* _TASK OBJECTIVE_
Rewrite the listing from its first line through the line with "prompt-underline (713, 715, 727, 716)", putting "ANICCA" in place of "DUKKHA" and leaving everything else the same.

** Start DATA IN THIS EXERCISE **

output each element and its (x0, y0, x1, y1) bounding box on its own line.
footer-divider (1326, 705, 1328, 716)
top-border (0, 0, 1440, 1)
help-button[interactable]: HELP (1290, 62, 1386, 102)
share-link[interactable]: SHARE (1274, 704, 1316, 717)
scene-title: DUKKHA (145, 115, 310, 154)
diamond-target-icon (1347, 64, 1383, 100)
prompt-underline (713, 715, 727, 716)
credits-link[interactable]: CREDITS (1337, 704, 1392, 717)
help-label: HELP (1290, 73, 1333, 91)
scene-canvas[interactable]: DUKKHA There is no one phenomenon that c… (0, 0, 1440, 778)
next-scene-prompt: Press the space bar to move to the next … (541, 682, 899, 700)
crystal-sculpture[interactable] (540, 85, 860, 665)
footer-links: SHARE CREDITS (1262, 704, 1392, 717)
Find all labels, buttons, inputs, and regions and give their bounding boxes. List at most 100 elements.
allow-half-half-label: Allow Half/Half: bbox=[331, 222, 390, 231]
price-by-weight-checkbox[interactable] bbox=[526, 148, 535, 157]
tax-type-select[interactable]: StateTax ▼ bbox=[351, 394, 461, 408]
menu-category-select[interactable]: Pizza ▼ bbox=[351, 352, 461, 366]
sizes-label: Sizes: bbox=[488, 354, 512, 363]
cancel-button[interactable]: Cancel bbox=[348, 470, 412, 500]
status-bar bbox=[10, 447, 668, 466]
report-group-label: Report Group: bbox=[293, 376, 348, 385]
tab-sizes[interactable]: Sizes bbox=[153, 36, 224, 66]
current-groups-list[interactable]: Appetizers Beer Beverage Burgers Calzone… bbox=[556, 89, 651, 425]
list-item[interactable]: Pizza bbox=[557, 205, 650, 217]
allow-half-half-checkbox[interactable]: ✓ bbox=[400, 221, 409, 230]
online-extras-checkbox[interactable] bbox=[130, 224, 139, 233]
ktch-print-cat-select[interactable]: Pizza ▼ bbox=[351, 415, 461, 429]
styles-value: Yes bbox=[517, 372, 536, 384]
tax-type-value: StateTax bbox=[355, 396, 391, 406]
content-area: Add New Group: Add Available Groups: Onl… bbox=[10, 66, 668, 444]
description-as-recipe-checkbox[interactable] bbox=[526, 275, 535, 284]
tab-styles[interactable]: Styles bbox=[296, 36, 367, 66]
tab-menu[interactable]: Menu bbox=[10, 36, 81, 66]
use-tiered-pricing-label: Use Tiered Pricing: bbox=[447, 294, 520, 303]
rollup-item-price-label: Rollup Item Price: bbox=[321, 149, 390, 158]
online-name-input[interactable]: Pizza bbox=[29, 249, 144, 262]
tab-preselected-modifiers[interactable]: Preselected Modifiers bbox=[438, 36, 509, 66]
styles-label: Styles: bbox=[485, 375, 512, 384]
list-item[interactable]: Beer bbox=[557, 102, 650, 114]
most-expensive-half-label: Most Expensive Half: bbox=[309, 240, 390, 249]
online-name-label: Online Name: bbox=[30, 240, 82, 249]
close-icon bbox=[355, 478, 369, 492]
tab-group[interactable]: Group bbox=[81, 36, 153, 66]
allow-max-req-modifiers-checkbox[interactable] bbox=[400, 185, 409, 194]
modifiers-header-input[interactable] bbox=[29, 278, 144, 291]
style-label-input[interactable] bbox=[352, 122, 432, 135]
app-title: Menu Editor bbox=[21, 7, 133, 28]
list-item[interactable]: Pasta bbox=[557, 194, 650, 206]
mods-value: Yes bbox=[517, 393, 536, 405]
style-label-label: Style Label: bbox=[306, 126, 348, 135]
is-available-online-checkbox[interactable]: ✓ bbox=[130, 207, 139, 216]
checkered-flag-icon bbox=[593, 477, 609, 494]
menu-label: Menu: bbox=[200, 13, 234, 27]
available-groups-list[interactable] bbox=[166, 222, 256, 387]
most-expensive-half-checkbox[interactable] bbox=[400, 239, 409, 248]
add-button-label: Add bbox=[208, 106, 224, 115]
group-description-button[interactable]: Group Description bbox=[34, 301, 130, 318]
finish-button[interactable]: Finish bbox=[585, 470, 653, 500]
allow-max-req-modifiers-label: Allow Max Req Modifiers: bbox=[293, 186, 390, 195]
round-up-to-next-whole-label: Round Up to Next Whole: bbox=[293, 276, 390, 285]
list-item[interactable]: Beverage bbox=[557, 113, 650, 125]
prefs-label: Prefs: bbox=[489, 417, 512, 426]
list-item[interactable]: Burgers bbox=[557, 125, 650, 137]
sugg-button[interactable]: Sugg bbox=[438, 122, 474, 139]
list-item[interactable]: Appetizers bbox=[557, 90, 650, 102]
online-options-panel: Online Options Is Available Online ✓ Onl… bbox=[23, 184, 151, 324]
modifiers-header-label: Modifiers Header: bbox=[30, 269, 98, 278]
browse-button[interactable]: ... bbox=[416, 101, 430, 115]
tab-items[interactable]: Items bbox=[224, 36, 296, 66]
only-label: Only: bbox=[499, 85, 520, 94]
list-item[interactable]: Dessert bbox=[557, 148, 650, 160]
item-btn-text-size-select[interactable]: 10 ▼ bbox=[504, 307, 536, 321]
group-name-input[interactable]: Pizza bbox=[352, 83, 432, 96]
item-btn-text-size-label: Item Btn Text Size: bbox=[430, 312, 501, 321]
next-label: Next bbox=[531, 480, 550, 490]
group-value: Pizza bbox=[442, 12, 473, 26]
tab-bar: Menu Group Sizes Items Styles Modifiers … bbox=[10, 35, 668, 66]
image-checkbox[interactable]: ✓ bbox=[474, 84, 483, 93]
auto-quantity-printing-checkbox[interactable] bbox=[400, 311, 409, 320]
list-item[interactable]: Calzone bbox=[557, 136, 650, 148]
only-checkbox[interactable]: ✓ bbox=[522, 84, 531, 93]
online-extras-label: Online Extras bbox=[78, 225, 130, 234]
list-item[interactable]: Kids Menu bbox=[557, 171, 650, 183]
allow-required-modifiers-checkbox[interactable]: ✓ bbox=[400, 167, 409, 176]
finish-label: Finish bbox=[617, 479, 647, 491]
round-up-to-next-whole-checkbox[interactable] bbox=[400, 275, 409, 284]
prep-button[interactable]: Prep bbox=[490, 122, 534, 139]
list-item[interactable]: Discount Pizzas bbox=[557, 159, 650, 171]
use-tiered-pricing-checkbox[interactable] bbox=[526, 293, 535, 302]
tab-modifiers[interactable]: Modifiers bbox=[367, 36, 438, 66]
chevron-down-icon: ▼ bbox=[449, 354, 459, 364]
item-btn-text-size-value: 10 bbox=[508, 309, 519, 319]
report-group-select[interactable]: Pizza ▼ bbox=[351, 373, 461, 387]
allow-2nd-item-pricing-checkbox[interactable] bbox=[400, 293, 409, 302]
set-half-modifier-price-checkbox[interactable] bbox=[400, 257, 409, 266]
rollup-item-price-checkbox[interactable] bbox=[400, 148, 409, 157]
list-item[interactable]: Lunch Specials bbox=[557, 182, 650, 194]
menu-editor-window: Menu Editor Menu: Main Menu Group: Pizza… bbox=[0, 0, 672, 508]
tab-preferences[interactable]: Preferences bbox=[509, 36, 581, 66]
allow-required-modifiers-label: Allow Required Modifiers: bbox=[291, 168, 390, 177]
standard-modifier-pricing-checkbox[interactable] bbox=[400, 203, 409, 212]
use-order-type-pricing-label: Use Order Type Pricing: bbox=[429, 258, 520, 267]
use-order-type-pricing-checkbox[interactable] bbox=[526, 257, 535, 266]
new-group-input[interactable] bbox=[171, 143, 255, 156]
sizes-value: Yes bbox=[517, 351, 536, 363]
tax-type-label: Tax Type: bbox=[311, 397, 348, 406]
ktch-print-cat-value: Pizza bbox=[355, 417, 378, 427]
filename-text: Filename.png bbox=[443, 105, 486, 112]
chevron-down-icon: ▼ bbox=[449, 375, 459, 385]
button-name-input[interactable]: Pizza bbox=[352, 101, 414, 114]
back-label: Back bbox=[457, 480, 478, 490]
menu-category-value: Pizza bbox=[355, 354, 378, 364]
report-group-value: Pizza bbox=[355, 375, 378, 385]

** End DATA IN THIS EXERCISE **

* _ANSWER TO THE TASK_
output each element and its (x0, y0, x1, y1) bounding box on its own line.
footer-divider (1326, 705, 1328, 716)
top-border (0, 0, 1440, 1)
help-button[interactable]: HELP (1290, 62, 1386, 102)
share-link[interactable]: SHARE (1274, 704, 1316, 717)
scene-title: ANICCA (145, 115, 310, 154)
diamond-target-icon (1347, 64, 1383, 100)
prompt-underline (713, 715, 727, 716)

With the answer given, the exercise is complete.